What is OCD?
What is Obsessive Compulsive Disorder (OCD)?
Obsessive-Compulsive Disorder (OCD) is a neurobiological anxiety disorder, characterized by intrusive thoughts (obsessions) and a need to perform repetitive and ritualistic behaviors (compulsions). When these compulsions are suppressed, intense anxiety takes hold of the patient. It equally affects men, women and children of all races, ethnicities and socioeconomic backgrounds. OCD is the fourth most common psychiatric disorder, after phobias, substance abuse and major depression, affecting about one in 40 adults and one in 100 school-aged children.
What are Obsessions?
An obsession is defined as a thought, impulse or image that either recurs or persists and causes severe anxiety. These thoughts are irresistible to the OCD sufferer despite the person's realizing that these thoughts are irrational. Examples of obsessions include worries about germs/cleanliness or about safety or order. A compulsion is a ritual/behavior that the individual with OCD engages in repeatedly, either because of their obsessions or according to a rigid set of rules. The aforementioned obsessions may result in compulsions like excessive hand washing, skin picking, lock checking, or repeatedly arranging items. Different than compulsions, habits are behaviors that occur with little to no thought, are repeated routinely, are not done in response to an obsession, are not particularly time-consuming, and do not cause stress.

EXERCISE REQUIREMENTS -
a: In the text on OCD, how common is the disorder among adults?
b: What compulsions does the text on OCD give as examples?
c: Write the next part of the text on OCD, beginning after its final sentence.
None of this work requires the lines.

DATA RECORDS -
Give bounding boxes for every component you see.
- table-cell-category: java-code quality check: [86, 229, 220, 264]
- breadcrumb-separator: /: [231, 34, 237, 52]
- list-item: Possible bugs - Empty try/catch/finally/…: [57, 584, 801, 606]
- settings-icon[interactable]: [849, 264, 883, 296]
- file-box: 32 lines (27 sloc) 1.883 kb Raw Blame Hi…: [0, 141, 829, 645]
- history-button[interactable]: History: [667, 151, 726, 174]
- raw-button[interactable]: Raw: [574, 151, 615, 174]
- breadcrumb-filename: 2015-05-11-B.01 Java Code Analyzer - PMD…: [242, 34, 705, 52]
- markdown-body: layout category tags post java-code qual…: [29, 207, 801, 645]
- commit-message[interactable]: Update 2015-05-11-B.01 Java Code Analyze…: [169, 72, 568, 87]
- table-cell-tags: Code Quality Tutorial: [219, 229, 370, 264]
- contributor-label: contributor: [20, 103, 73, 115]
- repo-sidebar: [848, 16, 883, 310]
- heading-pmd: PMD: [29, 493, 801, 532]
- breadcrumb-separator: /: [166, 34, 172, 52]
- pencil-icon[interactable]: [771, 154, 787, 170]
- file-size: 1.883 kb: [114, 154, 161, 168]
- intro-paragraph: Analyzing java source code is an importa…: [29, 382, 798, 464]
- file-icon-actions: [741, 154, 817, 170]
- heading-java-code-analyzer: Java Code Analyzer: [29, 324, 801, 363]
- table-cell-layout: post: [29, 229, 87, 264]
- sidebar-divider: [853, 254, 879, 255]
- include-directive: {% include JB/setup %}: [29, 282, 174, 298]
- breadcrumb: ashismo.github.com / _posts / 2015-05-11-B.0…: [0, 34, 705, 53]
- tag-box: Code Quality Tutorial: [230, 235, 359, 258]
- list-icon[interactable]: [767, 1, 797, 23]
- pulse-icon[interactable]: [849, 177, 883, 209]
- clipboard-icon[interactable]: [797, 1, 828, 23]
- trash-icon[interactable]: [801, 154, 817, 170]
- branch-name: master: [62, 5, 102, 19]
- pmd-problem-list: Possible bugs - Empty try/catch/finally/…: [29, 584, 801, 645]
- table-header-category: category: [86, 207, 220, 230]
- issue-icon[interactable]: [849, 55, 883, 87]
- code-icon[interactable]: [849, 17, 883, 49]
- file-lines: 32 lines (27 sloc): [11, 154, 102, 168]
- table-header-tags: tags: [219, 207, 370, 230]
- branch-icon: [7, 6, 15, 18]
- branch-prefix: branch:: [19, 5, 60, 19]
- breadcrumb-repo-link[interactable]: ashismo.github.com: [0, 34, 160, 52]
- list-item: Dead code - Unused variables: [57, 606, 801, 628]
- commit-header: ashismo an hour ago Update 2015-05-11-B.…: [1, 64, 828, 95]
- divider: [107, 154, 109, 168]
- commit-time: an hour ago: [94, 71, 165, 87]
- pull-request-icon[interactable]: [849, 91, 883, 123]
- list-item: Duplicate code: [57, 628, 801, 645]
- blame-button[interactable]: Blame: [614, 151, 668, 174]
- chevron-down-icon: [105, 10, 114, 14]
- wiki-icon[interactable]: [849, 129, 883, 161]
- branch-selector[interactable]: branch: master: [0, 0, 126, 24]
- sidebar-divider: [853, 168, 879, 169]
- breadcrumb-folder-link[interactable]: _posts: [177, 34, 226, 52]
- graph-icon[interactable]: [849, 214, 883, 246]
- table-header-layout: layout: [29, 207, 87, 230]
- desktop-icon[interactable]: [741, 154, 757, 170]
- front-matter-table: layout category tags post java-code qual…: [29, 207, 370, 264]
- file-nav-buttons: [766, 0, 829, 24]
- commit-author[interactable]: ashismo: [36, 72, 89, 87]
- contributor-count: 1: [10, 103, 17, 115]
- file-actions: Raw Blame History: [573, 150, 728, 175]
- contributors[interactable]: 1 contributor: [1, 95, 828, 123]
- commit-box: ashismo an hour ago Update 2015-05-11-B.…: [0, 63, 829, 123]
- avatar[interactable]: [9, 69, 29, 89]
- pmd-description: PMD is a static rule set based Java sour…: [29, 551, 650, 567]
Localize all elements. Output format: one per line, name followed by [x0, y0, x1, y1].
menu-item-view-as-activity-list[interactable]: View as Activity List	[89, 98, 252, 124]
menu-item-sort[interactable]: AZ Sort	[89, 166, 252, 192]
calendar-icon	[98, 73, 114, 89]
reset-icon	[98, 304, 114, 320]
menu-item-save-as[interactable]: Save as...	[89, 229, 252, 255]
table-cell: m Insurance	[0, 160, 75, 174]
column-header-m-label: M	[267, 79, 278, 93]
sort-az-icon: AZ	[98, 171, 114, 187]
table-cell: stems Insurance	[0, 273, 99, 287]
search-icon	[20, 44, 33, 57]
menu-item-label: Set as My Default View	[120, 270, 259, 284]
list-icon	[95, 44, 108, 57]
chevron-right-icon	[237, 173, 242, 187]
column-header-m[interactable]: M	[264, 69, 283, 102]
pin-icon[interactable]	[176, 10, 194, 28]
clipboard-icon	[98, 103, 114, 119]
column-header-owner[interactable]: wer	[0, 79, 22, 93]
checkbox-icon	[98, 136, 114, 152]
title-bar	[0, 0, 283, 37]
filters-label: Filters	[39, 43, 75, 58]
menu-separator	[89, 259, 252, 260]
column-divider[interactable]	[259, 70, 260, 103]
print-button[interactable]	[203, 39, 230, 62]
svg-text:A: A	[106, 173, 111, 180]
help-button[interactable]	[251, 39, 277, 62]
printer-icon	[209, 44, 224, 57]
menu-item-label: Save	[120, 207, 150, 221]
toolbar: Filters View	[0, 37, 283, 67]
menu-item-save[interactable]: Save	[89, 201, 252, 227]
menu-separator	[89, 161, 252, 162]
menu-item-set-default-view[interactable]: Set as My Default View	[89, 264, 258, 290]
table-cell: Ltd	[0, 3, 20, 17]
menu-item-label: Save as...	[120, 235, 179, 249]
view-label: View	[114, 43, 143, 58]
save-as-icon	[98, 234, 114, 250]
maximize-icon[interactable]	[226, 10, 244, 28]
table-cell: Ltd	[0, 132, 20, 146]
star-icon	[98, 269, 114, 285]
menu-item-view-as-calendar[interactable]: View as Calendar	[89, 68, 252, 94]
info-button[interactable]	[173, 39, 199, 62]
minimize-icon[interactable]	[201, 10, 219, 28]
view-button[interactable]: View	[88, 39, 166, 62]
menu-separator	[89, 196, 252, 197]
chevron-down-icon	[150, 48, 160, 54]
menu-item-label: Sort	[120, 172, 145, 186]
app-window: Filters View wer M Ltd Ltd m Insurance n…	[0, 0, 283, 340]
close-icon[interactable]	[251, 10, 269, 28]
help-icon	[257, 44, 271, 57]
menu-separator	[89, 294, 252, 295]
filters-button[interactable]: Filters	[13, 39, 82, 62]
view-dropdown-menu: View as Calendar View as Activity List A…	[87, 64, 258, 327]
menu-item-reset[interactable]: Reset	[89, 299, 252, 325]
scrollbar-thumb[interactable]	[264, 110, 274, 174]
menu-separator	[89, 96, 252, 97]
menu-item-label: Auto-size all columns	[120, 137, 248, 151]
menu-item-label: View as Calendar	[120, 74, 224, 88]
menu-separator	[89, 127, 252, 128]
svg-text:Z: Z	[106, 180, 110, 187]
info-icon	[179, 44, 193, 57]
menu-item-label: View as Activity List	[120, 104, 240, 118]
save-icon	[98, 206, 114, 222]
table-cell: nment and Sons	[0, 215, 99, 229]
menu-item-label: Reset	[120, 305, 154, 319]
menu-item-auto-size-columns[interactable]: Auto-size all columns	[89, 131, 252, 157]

RESPONSES TO THE TASKS -
a: It affects about one in 40 adults.

b: Excessive hand washing, skin picking, lock checking, repeatedly arranging items

c:
How can OCD be recognized?
OCD obsessions are persistent and uncontrollable worries, fears or doubts. They are intrusive, unwanted and disturbing. Most people with OCD are frustrated by the obsessions, and often recognize that the obsessions and the resulting compulsions are irrational.
How is OCD treated?
Far too often, people with OCD suffer in silence, unaware that their symptoms are caused by a biological problem. Just as with many other illnesses, like asthma or diabetes, people with OCD can learn to manage their symptoms. Appropriate treatment produces changes in the brain so that it functions more normally by weakening old neurological pathways and strengthening new ones. And fortunately, the medical profession is continuing to find ways to understand and treat OCD. The prognosis for people who suffer with OCD is more hopeful than ever before.